Return the listing below word for word.

● ● ●

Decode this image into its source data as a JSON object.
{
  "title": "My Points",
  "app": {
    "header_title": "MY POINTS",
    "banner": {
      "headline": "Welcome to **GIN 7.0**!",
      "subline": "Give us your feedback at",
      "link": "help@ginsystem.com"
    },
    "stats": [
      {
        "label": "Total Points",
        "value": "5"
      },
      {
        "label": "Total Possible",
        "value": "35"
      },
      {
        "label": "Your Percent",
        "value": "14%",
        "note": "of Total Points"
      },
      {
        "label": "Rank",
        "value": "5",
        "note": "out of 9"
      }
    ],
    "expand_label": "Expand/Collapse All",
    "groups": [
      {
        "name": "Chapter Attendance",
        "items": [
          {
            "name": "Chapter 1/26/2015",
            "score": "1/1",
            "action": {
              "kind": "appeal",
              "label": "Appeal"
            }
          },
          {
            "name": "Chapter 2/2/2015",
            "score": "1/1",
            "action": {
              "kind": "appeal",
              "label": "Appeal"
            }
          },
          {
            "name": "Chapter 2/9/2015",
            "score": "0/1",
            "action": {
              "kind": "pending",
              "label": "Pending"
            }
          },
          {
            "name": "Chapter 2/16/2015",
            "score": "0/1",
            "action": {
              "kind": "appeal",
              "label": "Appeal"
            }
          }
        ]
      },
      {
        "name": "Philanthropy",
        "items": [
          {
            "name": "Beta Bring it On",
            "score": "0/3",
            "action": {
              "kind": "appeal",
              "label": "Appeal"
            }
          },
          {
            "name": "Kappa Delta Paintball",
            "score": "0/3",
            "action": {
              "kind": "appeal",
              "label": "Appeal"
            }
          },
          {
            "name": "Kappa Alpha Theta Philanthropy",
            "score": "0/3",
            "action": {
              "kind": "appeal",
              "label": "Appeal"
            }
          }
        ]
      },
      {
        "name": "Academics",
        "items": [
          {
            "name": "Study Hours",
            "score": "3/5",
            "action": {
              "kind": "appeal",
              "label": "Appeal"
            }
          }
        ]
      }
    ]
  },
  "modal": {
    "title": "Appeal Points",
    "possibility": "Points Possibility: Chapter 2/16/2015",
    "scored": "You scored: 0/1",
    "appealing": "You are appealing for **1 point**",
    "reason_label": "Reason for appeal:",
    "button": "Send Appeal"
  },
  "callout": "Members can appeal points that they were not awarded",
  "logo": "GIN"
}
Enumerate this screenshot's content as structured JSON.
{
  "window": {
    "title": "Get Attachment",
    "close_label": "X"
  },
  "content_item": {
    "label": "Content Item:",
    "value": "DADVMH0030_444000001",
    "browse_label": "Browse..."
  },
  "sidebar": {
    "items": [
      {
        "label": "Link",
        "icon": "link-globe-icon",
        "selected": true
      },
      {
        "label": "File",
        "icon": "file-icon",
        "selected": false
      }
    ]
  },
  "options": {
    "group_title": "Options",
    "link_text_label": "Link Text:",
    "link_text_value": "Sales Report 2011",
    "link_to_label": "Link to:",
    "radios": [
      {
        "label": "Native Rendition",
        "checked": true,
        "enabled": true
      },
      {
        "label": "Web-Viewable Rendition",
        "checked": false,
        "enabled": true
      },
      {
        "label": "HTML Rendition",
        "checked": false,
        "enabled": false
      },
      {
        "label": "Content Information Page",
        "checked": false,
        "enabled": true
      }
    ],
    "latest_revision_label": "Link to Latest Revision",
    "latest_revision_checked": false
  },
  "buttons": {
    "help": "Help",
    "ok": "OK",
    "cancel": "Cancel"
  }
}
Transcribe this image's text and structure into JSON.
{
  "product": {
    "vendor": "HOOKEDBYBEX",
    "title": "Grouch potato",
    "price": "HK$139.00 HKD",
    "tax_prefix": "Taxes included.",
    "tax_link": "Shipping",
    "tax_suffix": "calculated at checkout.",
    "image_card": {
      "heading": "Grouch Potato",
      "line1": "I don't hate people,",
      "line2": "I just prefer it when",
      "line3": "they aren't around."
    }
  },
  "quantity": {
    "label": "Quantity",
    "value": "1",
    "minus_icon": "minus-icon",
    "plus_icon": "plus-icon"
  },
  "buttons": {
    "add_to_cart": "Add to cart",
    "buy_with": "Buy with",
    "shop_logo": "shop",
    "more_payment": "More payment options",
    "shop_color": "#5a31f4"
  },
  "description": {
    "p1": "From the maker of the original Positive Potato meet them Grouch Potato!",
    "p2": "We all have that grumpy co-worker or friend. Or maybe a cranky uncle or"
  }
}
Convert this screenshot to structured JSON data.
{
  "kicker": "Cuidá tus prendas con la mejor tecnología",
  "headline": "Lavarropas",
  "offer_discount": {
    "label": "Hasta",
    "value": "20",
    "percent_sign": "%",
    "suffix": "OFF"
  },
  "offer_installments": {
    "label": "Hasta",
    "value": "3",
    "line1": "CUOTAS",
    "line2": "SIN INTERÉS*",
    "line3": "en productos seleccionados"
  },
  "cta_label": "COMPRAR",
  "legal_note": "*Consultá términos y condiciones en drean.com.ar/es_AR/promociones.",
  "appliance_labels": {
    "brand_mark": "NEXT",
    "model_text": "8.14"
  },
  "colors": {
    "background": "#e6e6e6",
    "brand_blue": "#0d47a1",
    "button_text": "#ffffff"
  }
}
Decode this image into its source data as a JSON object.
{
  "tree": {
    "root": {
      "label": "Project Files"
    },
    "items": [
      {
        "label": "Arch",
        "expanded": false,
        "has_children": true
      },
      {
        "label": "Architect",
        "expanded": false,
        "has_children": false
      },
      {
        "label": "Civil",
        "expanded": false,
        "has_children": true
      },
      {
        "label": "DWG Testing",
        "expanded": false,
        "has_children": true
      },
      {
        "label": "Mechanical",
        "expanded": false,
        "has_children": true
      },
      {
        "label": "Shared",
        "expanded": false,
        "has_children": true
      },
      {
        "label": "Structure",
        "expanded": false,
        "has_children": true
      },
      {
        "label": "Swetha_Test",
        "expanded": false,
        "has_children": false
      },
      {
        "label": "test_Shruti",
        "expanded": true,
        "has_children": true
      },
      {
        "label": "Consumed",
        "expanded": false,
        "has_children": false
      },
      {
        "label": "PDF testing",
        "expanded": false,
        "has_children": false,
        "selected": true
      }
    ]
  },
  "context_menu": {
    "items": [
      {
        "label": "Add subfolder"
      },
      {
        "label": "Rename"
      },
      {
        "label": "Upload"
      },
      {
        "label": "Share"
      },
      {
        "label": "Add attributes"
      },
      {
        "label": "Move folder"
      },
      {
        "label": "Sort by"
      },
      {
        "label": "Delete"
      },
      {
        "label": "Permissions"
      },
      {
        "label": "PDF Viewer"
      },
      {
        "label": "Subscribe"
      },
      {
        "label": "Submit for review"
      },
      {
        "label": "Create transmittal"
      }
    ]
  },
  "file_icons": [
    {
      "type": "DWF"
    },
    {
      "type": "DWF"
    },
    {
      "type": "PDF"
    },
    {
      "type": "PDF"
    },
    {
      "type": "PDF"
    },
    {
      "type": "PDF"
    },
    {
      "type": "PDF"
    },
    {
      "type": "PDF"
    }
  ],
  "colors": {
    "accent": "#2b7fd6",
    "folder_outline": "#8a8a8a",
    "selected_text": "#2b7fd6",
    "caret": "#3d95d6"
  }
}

● ● ●

> _Expected answer_
Decode this image into its source data as a JSON object.
{
  "title": "My Points",
  "app": {
    "header_title": "MY POINTS",
    "banner": {
      "headline": "Welcome to **GIN 7.0**!",
      "subline": "Give us your feedback at",
      "link": "help@ginsystem.com"
    },
    "stats": [
      {
        "label": "Total Points",
        "value": "5"
      },
      {
        "label": "Total Possible",
        "value": "35"
      },
      {
        "label": "Your Percent",
        "value": "14%",
        "note": "of Total Points"
      },
      {
        "label": "Rank",
        "value": "5",
        "note": "out of 9"
      }
    ],
    "expand_label": "Expand/Collapse All",
    "groups": [
      {
        "name": "Chapter Attendance",
        "items": [
          {
            "name": "Chapter 1/26/2015",
            "score": "1/1",
            "action": {
              "kind": "appeal",
              "label": "Appeal"
            }
          },
          {
            "name": "Chapter 2/2/2015",
            "score": "1/1",
            "action": {
              "kind": "appeal",
              "label": "Appeal"
            }
          },
          {
            "name": "Chapter 2/9/2015",
            "score": "0/1",
            "action": {
              "kind": "pending",
              "label": "Pending"
            }
          },
          {
            "name": "Chapter 2/16/2015",
            "score": "0/1",
            "action": {
              "kind": "appeal",
              "label": "Appeal"
            }
          }
        ]
      },
      {
        "name": "Philanthropy",
        "items": [
          {
            "name": "Beta Bring it On",
            "score": "0/3",
            "action": {
              "kind": "appeal",
              "label": "Appeal"
            }
          },
          {
            "name": "Kappa Delta Paintball",
            "score": "0/3",
            "action": {
              "kind": "appeal",
              "label": "Appeal"
            }
          },
          {
            "name": "Kappa Alpha Theta Philanthropy",
            "score": "0/3",
            "action": {
              "kind": "appeal",
              "label": "Appeal"
            }
          }
        ]
      },
      {
        "name": "Academics",
        "items": [
          {
            "name": "Study Hours",
            "score": "3/5",
            "action": {
              "kind": "appeal",
              "label": "Appeal"
            }
          }
        ]
      }
    ]
  },
  "modal": {
    "title": "Appeal Points",
    "possibility": "Points Possibility: Chapter 2/16/2015",
    "scored": "You scored: 0/1",
    "appealing": "You are appealing for **1 point**",
    "reason_label": "Reason for appeal:",
    "button": "Send Appeal"
  },
  "callout": "Members can appeal points that they were not awarded",
  "logo": "GIN"
}
Enumerate this screenshot's content as structured JSON.
{
  "window": {
    "title": "Get Attachment",
    "close_label": "X"
  },
  "content_item": {
    "label": "Content Item:",
    "value": "DADVMH0030_444000001",
    "browse_label": "Browse..."
  },
  "sidebar": {
    "items": [
      {
        "label": "Link",
        "icon": "link-globe-icon",
        "selected": true
      },
      {
        "label": "File",
        "icon": "file-icon",
        "selected": false
      }
    ]
  },
  "options": {
    "group_title": "Options",
    "link_text_label": "Link Text:",
    "link_text_value": "Sales Report 2011",
    "link_to_label": "Link to:",
    "radios": [
      {
        "label": "Native Rendition",
        "checked": true,
        "enabled": true
      },
      {
        "label": "Web-Viewable Rendition",
        "checked": false,
        "enabled": true
      },
      {
        "label": "HTML Rendition",
        "checked": false,
        "enabled": false
      },
      {
        "label": "Content Information Page",
        "checked": false,
        "enabled": true
      }
    ],
    "latest_revision_label": "Link to Latest Revision",
    "latest_revision_checked": false
  },
  "buttons": {
    "help": "Help",
    "ok": "OK",
    "cancel": "Cancel"
  }
}
Transcribe this image's text and structure into JSON.
{
  "product": {
    "vendor": "HOOKEDBYBEX",
    "title": "Grouch potato",
    "price": "HK$139.00 HKD",
    "tax_prefix": "Taxes included.",
    "tax_link": "Shipping",
    "tax_suffix": "calculated at checkout.",
    "image_card": {
      "heading": "Grouch Potato",
      "line1": "I don't hate people,",
      "line2": "I just prefer it when",
      "line3": "they aren't around."
    }
  },
  "quantity": {
    "label": "Quantity",
    "value": "1",
    "minus_icon": "minus-icon",
    "plus_icon": "plus-icon"
  },
  "buttons": {
    "add_to_cart": "Add to cart",
    "buy_with": "Buy with",
    "shop_logo": "shop",
    "more_payment": "More payment options",
    "shop_color": "#5a31f4"
  },
  "description": {
    "p1": "From the maker of the original Positive Potato meet them Grouch Potato!",
    "p2": "We all have that grumpy co-worker or friend. Or maybe a cranky uncle or"
  }
}
Convert this screenshot to structured JSON data.
{
  "kicker": "Cuidá tus prendas con la mejor tecnología",
  "headline": "Lavarropas",
  "offer_discount": {
    "label": "Hasta",
    "value": "20",
    "percent_sign": "%",
    "suffix": "OFF"
  },
  "offer_installments": {
    "label": "Hasta",
    "value": "3",
    "line1": "CUOTAS",
    "line2": "SIN INTERÉS*",
    "line3": "en productos seleccionados"
  },
  "cta_label": "COMPRAR",
  "legal_note": "*Consultá términos y condiciones en drean.com.ar/es_AR/promociones.",
  "appliance_labels": {
    "brand_mark": "NEXT",
    "model_text": "8.14"
  },
  "colors": {
    "background": "#e6e6e6",
    "brand_blue": "#0d47a1",
    "button_text": "#ffffff"
  }
}
Decode this image into its source data as a JSON object.
{
  "tree": {
    "root": {
      "label": "Project Files"
    },
    "items": [
      {
        "label": "Arch",
        "expanded": false,
        "has_children": true
      },
      {
        "label": "Architect",
        "expanded": false,
        "has_children": false
      },
      {
        "label": "Civil",
        "expanded": false,
        "has_children": true
      },
      {
        "label": "DWG Testing",
        "expanded": false,
        "has_children": true
      },
      {
        "label": "Mechanical",
        "expanded": false,
        "has_children": true
      },
      {
        "label": "Shared",
        "expanded": false,
        "has_children": true
      },
      {
        "label": "Structure",
        "expanded": false,
        "has_children": true
      },
      {
        "label": "Swetha_Test",
        "expanded": false,
        "has_children": false
      },
      {
        "label": "test_Shruti",
        "expanded": true,
        "has_children": true
      },
      {
        "label": "Consumed",
        "expanded": false,
        "has_children": false
      },
      {
        "label": "PDF testing",
        "expanded": false,
        "has_children": false,
        "selected": true
      }
    ]
  },
  "context_menu": {
    "items": [
      {
        "label": "Add subfolder"
      },
      {
        "label": "Rename"
      },
      {
        "label": "Upload"
      },
      {
        "label": "Share"
      },
      {
        "label": "Add attributes"
      },
      {
        "label": "Move folder"
      },
      {
        "label": "Sort by"
      },
      {
        "label": "Delete"
      },
      {
        "label": "Permissions"
      },
      {
        "label": "PDF Viewer"
      },
      {
        "label": "Subscribe"
      },
      {
        "label": "Submit for review"
      },
      {
        "label": "Create transmittal"
      }
    ]
  },
  "file_icons": [
    {
      "type": "DWF"
    },
    {
      "type": "DWF"
    },
    {
      "type": "PDF"
    },
    {
      "type": "PDF"
    },
    {
      "type": "PDF"
    },
    {
      "type": "PDF"
    },
    {
      "type": "PDF"
    },
    {
      "type": "PDF"
    }
  ],
  "colors": {
    "accent": "#2b7fd6",
    "folder_outline": "#8a8a8a",
    "selected_text": "#2b7fd6",
    "caret": "#3d95d6"
  }
}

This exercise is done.